# [Work to be completed]
Pull out every line in the data that has the string "pantalla" in it.

# [Data entries]
┄┄┄┄┄┄

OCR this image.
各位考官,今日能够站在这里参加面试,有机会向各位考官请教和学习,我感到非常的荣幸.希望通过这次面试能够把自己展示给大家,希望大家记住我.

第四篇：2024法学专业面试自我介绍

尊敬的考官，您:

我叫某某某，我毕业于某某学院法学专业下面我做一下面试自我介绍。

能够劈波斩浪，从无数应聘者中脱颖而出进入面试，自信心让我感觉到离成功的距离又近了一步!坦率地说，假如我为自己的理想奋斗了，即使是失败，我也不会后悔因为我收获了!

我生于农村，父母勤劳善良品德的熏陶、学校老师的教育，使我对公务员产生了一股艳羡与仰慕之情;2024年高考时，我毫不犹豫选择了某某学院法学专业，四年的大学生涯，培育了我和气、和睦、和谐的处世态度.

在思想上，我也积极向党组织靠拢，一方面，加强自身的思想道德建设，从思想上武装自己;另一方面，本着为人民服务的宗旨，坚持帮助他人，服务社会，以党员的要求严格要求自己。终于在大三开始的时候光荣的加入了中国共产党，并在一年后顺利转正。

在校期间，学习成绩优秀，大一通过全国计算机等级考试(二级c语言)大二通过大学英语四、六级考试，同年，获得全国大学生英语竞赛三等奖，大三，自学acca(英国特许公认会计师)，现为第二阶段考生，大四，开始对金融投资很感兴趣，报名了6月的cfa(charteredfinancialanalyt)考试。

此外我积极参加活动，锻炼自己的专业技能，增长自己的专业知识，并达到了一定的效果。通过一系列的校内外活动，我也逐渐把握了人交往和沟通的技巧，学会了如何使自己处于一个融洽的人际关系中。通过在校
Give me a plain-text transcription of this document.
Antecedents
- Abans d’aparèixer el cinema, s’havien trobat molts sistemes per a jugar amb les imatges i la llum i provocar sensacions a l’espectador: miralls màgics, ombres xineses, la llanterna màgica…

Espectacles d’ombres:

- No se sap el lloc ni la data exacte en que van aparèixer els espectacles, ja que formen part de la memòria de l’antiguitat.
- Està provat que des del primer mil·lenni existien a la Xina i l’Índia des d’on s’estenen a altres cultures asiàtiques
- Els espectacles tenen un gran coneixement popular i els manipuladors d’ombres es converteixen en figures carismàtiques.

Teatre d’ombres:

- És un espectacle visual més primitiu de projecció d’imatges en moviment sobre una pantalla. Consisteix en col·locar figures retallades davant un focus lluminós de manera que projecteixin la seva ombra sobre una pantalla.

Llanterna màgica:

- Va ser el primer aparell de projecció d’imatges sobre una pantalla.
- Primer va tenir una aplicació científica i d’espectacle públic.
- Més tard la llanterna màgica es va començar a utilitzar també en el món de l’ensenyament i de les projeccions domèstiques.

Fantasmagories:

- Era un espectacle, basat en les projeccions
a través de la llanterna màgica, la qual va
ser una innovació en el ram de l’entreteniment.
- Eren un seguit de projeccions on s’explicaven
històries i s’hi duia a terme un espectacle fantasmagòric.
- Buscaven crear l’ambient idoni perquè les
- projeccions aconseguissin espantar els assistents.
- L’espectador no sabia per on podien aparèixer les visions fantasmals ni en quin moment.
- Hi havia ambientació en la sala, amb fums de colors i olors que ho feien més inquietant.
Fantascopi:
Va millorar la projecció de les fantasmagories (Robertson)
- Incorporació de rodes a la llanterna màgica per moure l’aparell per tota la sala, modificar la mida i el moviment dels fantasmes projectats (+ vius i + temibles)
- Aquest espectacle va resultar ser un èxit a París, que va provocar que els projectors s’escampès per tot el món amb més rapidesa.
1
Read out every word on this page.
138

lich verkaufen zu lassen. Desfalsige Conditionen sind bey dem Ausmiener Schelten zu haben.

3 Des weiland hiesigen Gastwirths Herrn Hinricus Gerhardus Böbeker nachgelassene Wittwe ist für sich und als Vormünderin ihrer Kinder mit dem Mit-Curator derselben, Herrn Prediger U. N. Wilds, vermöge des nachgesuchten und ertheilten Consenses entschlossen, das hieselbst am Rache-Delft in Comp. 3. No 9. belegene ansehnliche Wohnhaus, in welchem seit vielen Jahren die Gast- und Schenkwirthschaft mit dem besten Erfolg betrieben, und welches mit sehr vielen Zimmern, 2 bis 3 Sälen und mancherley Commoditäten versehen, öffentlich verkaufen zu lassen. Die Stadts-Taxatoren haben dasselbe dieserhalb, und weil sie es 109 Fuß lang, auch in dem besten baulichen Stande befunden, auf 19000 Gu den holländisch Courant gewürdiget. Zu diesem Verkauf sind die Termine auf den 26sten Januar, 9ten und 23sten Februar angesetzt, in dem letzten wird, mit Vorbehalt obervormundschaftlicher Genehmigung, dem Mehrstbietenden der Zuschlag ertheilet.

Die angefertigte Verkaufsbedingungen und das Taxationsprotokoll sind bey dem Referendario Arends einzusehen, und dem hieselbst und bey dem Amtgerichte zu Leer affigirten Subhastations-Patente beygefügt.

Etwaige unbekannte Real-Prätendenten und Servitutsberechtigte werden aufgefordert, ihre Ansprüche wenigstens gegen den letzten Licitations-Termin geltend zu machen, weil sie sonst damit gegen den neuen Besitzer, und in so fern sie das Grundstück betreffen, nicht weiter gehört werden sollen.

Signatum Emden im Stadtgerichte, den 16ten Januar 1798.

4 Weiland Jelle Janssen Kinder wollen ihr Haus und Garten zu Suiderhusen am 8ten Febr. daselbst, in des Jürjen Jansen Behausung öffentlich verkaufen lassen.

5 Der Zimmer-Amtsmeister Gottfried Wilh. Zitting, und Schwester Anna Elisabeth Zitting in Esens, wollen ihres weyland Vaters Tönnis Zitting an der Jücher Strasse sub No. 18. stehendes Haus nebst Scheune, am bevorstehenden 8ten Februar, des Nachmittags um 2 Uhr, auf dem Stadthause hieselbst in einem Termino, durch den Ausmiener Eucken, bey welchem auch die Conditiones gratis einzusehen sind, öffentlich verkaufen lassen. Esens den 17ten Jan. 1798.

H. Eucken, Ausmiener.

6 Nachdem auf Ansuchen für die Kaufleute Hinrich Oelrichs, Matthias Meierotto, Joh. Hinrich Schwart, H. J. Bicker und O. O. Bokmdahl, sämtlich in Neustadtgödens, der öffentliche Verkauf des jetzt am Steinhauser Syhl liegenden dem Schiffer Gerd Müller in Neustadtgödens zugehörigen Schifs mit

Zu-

┄┄┄┄┄┄

# [Correct output]
- És un espectacle visual més primitiu de projecció d’imatges en moviment sobre una pantalla. Consisteix en col·locar figures retallades davant un focus lluminós de manera que projecteixin la seva ombra sobre una pantalla.
- Va ser el primer aparell de projecció d’imatges sobre una pantalla.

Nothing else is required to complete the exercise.